## BRANO DI TESTO
La cattiveria può avere un impatto diverso, ma porta sempre alle stesse conseguenze. Si può paragonare a un semplice ostacolo o a un forte colpo alle spalle.
Sapevi che quella persona era ipocrita, ti faceva capire di stare dalla tua parte, che era dei tuoi. Ma poi ha agito in modo subdolo e crudele.
Quindi, qual è la migliore risposta al tradimento?
Esiste un detto popolare secondo cui: la migliore risposta al tradimento è l’indifferenza.
Sì, può essere la chiave più importante, ma richiede un certo grado di maturità. Bisogna aspettare che il caos si plachi e che tu possa guardare alla tua vita con occhi chiari e definirne le priorità.
Ecco alcune cose di cui vale la pena parlare:
1. E la vendetta?
Se puoi riprenderti ciò che è tuo, ristabilire l’equilibrio, agire legalmente – con tutti i mezzi possibili, allora fallo.
Ma se tutto si riduce a voler dimostrare qualcosa o a vantarti, pensa se il tuo desiderio non è forse troppo esagerato.
Chi vive per la vendetta, e magari la mette anche in pratica, non è comunque più felice. Una persona è felice quando qui e ora è soddisfatta di tutto ciò che accade nella sua vita.
2. L’indifferenza – per te quella persona non esiste più.
Quella persona ormai non significa più nulla per te. Non è neanche uno sconosciuto, ma solo uno spazio vuoto.

## INFORMAZIONI
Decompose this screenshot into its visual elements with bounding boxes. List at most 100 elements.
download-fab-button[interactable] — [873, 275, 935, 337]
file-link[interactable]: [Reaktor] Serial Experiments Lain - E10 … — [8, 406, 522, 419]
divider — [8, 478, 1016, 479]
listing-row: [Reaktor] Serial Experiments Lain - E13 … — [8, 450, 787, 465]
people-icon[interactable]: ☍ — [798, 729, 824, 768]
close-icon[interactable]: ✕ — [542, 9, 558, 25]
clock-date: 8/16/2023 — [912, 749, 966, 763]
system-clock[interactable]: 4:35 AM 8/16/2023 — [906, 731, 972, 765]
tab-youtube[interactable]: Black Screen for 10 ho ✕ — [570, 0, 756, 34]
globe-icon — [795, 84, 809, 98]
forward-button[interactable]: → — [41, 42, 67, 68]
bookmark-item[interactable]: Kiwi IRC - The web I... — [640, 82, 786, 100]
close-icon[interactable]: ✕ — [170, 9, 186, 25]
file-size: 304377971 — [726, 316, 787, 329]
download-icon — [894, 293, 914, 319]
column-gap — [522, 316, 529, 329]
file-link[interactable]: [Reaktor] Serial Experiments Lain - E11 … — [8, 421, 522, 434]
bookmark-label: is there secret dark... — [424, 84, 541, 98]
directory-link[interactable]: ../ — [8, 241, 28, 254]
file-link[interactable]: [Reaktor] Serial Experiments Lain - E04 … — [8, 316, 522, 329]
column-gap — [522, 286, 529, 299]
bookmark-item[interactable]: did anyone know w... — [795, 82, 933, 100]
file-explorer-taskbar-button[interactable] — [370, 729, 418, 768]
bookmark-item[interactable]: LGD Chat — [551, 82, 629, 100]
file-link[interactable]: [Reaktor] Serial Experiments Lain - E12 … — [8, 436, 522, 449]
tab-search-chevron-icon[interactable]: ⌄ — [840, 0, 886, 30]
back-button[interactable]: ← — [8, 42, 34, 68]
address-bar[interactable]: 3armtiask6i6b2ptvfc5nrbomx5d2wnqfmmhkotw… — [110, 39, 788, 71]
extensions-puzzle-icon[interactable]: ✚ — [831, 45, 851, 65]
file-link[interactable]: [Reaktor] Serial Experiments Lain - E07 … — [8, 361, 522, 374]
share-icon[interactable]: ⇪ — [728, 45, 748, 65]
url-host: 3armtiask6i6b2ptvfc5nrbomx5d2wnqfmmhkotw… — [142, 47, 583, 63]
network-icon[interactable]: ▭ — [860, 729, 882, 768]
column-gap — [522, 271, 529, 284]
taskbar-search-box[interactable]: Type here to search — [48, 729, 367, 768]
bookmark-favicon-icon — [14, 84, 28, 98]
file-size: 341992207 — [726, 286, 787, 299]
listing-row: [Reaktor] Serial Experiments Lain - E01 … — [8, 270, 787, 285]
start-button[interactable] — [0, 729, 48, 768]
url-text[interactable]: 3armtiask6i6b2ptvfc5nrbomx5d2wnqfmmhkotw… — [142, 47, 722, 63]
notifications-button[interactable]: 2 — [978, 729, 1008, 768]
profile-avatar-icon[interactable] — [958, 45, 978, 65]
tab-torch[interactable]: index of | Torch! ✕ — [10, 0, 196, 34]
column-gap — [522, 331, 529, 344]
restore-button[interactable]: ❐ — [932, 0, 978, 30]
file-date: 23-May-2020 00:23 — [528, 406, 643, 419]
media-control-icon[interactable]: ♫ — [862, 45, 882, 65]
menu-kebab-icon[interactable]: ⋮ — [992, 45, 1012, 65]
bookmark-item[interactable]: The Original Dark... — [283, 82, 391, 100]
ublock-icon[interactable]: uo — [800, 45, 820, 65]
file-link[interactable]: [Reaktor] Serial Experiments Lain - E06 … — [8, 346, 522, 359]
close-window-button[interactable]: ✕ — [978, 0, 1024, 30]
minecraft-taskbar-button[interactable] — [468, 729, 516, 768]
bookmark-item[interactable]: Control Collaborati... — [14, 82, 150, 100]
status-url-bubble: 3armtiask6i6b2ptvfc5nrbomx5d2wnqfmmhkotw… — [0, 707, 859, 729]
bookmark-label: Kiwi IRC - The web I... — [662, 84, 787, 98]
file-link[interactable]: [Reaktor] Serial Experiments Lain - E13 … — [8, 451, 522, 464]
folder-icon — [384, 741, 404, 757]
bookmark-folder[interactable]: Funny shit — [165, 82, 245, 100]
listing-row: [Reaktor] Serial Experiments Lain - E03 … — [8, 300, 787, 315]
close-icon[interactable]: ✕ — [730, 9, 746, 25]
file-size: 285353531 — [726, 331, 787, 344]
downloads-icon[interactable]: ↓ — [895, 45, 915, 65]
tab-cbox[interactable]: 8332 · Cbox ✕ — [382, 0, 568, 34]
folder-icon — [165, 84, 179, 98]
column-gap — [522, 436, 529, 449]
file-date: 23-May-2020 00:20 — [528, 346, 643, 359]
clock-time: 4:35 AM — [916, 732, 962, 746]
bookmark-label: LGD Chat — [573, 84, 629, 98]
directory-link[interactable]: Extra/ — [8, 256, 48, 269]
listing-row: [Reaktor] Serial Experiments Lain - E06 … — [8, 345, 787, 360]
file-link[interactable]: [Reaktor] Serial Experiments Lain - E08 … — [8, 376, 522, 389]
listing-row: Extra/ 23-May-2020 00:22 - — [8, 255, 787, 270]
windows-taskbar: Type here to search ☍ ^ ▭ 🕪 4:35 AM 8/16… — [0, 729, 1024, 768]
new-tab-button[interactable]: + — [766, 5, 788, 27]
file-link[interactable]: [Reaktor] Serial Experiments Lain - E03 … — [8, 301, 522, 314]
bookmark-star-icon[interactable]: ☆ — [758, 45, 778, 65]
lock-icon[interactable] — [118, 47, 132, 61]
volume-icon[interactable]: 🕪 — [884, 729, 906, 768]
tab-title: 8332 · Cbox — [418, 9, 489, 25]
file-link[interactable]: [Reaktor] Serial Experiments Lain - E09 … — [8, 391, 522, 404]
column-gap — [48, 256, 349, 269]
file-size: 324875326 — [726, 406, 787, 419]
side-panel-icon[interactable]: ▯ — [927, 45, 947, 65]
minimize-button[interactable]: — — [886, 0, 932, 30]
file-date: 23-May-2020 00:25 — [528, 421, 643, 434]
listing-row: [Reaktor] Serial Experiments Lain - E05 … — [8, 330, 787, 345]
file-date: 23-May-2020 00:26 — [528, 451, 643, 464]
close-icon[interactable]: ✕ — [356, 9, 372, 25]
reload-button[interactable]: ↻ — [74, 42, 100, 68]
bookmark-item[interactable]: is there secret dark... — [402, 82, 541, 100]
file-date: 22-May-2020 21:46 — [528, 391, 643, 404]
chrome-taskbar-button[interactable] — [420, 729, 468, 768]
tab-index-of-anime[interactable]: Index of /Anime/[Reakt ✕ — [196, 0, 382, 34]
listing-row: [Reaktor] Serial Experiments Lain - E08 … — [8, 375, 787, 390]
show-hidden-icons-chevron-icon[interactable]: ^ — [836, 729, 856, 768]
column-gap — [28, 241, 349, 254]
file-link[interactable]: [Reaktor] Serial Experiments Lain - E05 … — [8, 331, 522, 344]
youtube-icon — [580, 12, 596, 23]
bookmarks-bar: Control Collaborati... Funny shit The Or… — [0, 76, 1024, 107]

## COMPITO 1
Riporta la parte del brano sul tradimento che comincia con "Quindi, qual è" e prosegue fino a "definirne le priorità.".
## COMPITO 2
Elenca le azioni che il brano sul tradimento invita a compiere, se sono possibili, come reazione a ciò che è successo.

## RISPOSTA AL COMPITO 1
Quindi, qual è la migliore risposta al tradimento?
Esiste un detto popolare secondo cui: la migliore risposta al tradimento è l’indifferenza.
Sì, può essere la chiave più importante, ma richiede un certo grado di maturità. Bisogna aspettare che il caos si plachi e che tu possa guardare alla tua vita con occhi chiari e definirne le priorità.

## RISPOSTA AL COMPITO 2
- Riprenderti ciò che è tuo
- Ristabilire l'equilibrio
- Agire legalmente, con tutti i mezzi possibili